What you should do
Copy out these lines exactly as they are.

Element and box listings:
-- Begin --

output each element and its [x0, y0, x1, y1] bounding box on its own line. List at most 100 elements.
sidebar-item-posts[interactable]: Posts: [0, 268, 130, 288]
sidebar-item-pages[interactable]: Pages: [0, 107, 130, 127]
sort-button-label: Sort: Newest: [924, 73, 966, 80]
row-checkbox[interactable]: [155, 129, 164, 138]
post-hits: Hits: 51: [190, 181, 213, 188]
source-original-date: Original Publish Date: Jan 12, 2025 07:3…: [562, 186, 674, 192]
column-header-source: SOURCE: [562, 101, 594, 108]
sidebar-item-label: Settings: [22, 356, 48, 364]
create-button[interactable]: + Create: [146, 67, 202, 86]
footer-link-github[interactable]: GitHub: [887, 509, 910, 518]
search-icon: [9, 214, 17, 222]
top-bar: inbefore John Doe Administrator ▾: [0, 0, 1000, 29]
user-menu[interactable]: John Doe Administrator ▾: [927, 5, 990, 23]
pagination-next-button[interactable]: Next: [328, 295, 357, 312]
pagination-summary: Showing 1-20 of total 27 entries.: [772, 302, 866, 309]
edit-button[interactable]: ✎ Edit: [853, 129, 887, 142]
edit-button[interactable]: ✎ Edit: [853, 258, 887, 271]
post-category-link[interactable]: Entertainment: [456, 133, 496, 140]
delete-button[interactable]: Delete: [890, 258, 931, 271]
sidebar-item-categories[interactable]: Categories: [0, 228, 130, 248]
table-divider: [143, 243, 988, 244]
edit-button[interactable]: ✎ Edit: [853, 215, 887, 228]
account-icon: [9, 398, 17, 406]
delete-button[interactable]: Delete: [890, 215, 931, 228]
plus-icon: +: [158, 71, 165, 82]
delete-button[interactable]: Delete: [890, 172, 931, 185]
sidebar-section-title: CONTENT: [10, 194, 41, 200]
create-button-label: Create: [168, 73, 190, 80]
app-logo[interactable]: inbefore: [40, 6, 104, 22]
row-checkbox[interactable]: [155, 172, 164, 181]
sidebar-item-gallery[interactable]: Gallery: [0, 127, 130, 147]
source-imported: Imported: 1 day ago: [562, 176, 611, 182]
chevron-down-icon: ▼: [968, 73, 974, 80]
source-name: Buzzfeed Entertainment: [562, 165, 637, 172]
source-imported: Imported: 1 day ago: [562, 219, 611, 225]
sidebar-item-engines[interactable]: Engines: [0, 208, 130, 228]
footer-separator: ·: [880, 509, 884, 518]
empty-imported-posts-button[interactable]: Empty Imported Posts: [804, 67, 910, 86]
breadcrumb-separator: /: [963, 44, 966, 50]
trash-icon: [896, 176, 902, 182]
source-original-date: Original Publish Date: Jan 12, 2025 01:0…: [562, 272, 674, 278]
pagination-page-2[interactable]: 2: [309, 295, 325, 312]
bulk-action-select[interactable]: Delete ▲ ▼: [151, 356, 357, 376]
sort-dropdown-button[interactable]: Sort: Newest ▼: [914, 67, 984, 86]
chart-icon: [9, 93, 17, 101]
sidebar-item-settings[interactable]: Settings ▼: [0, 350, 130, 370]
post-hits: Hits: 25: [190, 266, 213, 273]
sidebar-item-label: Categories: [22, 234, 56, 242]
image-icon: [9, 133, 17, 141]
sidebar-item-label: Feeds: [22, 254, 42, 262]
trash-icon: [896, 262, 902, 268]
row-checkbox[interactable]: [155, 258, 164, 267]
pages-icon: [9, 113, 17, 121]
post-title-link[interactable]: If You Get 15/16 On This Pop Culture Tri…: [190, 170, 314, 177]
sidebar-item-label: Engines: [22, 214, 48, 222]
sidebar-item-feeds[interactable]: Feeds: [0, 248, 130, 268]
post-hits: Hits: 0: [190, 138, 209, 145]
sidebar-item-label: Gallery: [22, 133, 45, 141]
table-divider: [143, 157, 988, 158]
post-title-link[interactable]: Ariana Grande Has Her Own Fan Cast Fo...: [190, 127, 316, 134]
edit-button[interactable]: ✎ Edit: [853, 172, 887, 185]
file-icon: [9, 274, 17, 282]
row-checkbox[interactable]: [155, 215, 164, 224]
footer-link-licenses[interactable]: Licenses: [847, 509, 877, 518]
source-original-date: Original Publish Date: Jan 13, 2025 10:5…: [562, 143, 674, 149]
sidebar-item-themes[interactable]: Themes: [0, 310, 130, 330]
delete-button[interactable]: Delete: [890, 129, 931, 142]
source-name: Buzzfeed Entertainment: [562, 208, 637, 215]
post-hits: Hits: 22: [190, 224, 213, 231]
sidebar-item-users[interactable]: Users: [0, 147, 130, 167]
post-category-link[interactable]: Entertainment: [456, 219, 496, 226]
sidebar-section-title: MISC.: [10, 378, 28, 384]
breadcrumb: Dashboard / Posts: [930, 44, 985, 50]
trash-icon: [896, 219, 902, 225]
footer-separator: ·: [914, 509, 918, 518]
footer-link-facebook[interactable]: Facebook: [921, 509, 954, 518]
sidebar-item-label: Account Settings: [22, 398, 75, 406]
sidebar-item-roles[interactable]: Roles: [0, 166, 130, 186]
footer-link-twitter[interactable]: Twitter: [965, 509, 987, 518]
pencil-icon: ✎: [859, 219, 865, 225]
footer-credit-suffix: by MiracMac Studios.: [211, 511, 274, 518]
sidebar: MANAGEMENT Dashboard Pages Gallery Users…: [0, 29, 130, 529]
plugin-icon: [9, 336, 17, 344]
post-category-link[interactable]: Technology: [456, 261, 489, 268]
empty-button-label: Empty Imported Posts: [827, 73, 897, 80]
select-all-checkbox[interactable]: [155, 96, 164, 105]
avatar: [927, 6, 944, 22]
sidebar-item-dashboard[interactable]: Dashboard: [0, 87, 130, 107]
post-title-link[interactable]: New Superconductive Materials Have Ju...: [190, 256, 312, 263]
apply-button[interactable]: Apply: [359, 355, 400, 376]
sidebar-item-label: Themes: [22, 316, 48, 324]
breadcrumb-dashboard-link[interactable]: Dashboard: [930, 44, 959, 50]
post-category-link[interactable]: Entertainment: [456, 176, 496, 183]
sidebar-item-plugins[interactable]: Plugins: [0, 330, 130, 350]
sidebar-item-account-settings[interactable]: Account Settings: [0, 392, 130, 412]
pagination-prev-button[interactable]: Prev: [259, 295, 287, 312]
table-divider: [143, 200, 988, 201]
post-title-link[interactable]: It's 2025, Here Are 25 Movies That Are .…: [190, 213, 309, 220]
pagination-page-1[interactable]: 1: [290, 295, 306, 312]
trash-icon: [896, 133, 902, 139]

-- End --

Problem solution
output each element and its [x0, y0, x1, y1] bounding box on its own line. List at most 100 elements.
sidebar-item-posts[interactable]: Posts: [0, 268, 130, 288]
sidebar-item-pages[interactable]: Pages: [0, 107, 130, 127]
sort-button-label: Sort: Newest: [924, 73, 966, 80]
row-checkbox[interactable]: [155, 129, 164, 138]
post-hits: Hits: 51: [190, 181, 213, 188]
source-original-date: Original Publish Date: Jan 12, 2025 07:3…: [562, 186, 674, 192]
column-header-source: SOURCE: [562, 101, 594, 108]
sidebar-item-label: Settings: [22, 356, 48, 364]
create-button[interactable]: + Create: [146, 67, 202, 86]
footer-link-github[interactable]: GitHub: [887, 509, 910, 518]
search-icon: [9, 214, 17, 222]
top-bar: inbefore John Doe Administrator ▾: [0, 0, 1000, 29]
user-menu[interactable]: John Doe Administrator ▾: [927, 5, 990, 23]
pagination-next-button[interactable]: Next: [328, 295, 357, 312]
pagination-summary: Showing 1-20 of total 27 entries.: [772, 302, 866, 309]
edit-button[interactable]: ✎ Edit: [853, 129, 887, 142]
edit-button[interactable]: ✎ Edit: [853, 258, 887, 271]
post-category-link[interactable]: Entertainment: [456, 133, 496, 140]
delete-button[interactable]: Delete: [890, 258, 931, 271]
sidebar-item-categories[interactable]: Categories: [0, 228, 130, 248]
table-divider: [143, 243, 988, 244]
edit-button[interactable]: ✎ Edit: [853, 215, 887, 228]
account-icon: [9, 398, 17, 406]
delete-button[interactable]: Delete: [890, 215, 931, 228]
plus-icon: +: [158, 71, 165, 82]
delete-button[interactable]: Delete: [890, 172, 931, 185]
sidebar-section-title: CONTENT: [10, 194, 41, 200]
create-button-label: Create: [168, 73, 190, 80]
app-logo[interactable]: inbefore: [40, 6, 104, 22]
row-checkbox[interactable]: [155, 172, 164, 181]
sidebar-item-gallery[interactable]: Gallery: [0, 127, 130, 147]
source-imported: Imported: 1 day ago: [562, 176, 611, 182]
chevron-down-icon: ▼: [968, 73, 974, 80]
source-name: Buzzfeed Entertainment: [562, 165, 637, 172]
source-imported: Imported: 1 day ago: [562, 219, 611, 225]
sidebar-item-engines[interactable]: Engines: [0, 208, 130, 228]
footer-separator: ·: [880, 509, 884, 518]
empty-imported-posts-button[interactable]: Empty Imported Posts: [804, 67, 910, 86]
breadcrumb-separator: /: [963, 44, 966, 50]
trash-icon: [896, 176, 902, 182]
source-original-date: Original Publish Date: Jan 12, 2025 01:0…: [562, 272, 674, 278]
pagination-page-2[interactable]: 2: [309, 295, 325, 312]
bulk-action-select[interactable]: Delete ▲ ▼: [151, 356, 357, 376]
sort-dropdown-button[interactable]: Sort: Newest ▼: [914, 67, 984, 86]
chart-icon: [9, 93, 17, 101]
sidebar-item-settings[interactable]: Settings ▼: [0, 350, 130, 370]
post-hits: Hits: 25: [190, 266, 213, 273]
sidebar-item-label: Categories: [22, 234, 56, 242]
image-icon: [9, 133, 17, 141]
sidebar-item-label: Feeds: [22, 254, 42, 262]
trash-icon: [896, 262, 902, 268]
row-checkbox[interactable]: [155, 258, 164, 267]
pages-icon: [9, 113, 17, 121]
post-title-link[interactable]: If You Get 15/16 On This Pop Culture Tri…: [190, 170, 314, 177]
sidebar-item-label: Engines: [22, 214, 48, 222]
sidebar-item-feeds[interactable]: Feeds: [0, 248, 130, 268]
post-hits: Hits: 0: [190, 138, 209, 145]
sidebar-item-label: Gallery: [22, 133, 45, 141]
table-divider: [143, 157, 988, 158]
post-title-link[interactable]: Ariana Grande Has Her Own Fan Cast Fo...: [190, 127, 316, 134]
edit-button[interactable]: ✎ Edit: [853, 172, 887, 185]
file-icon: [9, 274, 17, 282]
row-checkbox[interactable]: [155, 215, 164, 224]
footer-link-licenses[interactable]: Licenses: [847, 509, 877, 518]
source-original-date: Original Publish Date: Jan 13, 2025 10:5…: [562, 143, 674, 149]
sidebar-item-themes[interactable]: Themes: [0, 310, 130, 330]
delete-button[interactable]: Delete: [890, 129, 931, 142]
source-name: Buzzfeed Entertainment: [562, 208, 637, 215]
post-hits: Hits: 22: [190, 224, 213, 231]
sidebar-item-users[interactable]: Users: [0, 147, 130, 167]
post-category-link[interactable]: Entertainment: [456, 219, 496, 226]
sidebar-section-title: MISC.: [10, 378, 28, 384]
breadcrumb: Dashboard / Posts: [930, 44, 985, 50]
trash-icon: [896, 219, 902, 225]
footer-separator: ·: [914, 509, 918, 518]
footer-link-facebook[interactable]: Facebook: [921, 509, 954, 518]
sidebar-item-label: Account Settings: [22, 398, 75, 406]
sidebar-item-roles[interactable]: Roles: [0, 166, 130, 186]
footer-link-twitter[interactable]: Twitter: [965, 509, 987, 518]
pencil-icon: ✎: [859, 219, 865, 225]
footer-credit-suffix: by MiracMac Studios.: [211, 511, 274, 518]
sidebar: MANAGEMENT Dashboard Pages Gallery Users…: [0, 29, 130, 529]
plugin-icon: [9, 336, 17, 344]
post-category-link[interactable]: Technology: [456, 261, 489, 268]
empty-button-label: Empty Imported Posts: [827, 73, 897, 80]
select-all-checkbox[interactable]: [155, 96, 164, 105]
avatar: [927, 6, 944, 22]
sidebar-item-dashboard[interactable]: Dashboard: [0, 87, 130, 107]
post-title-link[interactable]: New Superconductive Materials Have Ju...: [190, 256, 312, 263]
apply-button[interactable]: Apply: [359, 355, 400, 376]
sidebar-item-label: Themes: [22, 316, 48, 324]
breadcrumb-dashboard-link[interactable]: Dashboard: [930, 44, 959, 50]
post-category-link[interactable]: Entertainment: [456, 176, 496, 183]
sidebar-item-plugins[interactable]: Plugins: [0, 330, 130, 350]
sidebar-item-account-settings[interactable]: Account Settings: [0, 392, 130, 412]
pagination-prev-button[interactable]: Prev: [259, 295, 287, 312]
table-divider: [143, 200, 988, 201]
post-title-link[interactable]: It's 2025, Here Are 25 Movies That Are .…: [190, 213, 309, 220]
pagination-page-1[interactable]: 1: [290, 295, 306, 312]
trash-icon: [896, 133, 902, 139]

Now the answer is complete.